WHAT TO WORK ON: Repeat exactly each line of the data provided below.
-- START --
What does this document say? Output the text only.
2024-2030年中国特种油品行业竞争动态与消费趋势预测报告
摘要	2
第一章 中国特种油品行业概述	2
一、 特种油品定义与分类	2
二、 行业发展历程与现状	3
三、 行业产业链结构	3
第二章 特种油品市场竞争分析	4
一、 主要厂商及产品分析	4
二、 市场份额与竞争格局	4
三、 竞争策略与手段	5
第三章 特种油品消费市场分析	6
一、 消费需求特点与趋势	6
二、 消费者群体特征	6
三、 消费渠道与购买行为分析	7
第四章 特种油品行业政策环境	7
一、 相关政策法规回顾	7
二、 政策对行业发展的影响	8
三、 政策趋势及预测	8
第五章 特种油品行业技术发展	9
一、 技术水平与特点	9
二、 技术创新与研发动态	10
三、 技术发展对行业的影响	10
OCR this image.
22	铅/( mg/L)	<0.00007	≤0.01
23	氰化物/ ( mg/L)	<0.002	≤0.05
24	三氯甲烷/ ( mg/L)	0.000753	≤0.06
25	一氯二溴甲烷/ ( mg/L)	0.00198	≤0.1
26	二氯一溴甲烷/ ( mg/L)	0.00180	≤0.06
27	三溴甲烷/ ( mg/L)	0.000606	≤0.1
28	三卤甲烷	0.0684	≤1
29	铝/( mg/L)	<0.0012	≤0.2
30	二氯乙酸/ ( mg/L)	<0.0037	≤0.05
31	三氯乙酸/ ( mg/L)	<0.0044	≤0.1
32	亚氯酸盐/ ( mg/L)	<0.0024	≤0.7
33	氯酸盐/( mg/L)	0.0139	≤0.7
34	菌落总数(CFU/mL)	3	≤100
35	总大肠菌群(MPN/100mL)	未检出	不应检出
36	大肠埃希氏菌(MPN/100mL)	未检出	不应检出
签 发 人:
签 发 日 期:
-- END --
SOLUTION TO THE PROBLEM:
What does this document say? Output the text only.
2024-2030年中国特种油品行业竞争动态与消费趋势预测报告
摘要	2
第一章 中国特种油品行业概述	2
一、 特种油品定义与分类	2
二、 行业发展历程与现状	3
三、 行业产业链结构	3
第二章 特种油品市场竞争分析	4
一、 主要厂商及产品分析	4
二、 市场份额与竞争格局	4
三、 竞争策略与手段	5
第三章 特种油品消费市场分析	6
一、 消费需求特点与趋势	6
二、 消费者群体特征	6
三、 消费渠道与购买行为分析	7
第四章 特种油品行业政策环境	7
一、 相关政策法规回顾	7
二、 政策对行业发展的影响	8
三、 政策趋势及预测	8
第五章 特种油品行业技术发展	9
一、 技术水平与特点	9
二、 技术创新与研发动态	10
三、 技术发展对行业的影响	10
OCR this image.
22	铅/( mg/L)	<0.00007	≤0.01
23	氰化物/ ( mg/L)	<0.002	≤0.05
24	三氯甲烷/ ( mg/L)	0.000753	≤0.06
25	一氯二溴甲烷/ ( mg/L)	0.00198	≤0.1
26	二氯一溴甲烷/ ( mg/L)	0.00180	≤0.06
27	三溴甲烷/ ( mg/L)	0.000606	≤0.1
28	三卤甲烷	0.0684	≤1
29	铝/( mg/L)	<0.0012	≤0.2
30	二氯乙酸/ ( mg/L)	<0.0037	≤0.05
31	三氯乙酸/ ( mg/L)	<0.0044	≤0.1
32	亚氯酸盐/ ( mg/L)	<0.0024	≤0.7
33	氯酸盐/( mg/L)	0.0139	≤0.7
34	菌落总数(CFU/mL)	3	≤100
35	总大肠菌群(MPN/100mL)	未检出	不应检出
36	大肠埃希氏菌(MPN/100mL)	未检出	不应检出
签 发 人:
签 发 日 期:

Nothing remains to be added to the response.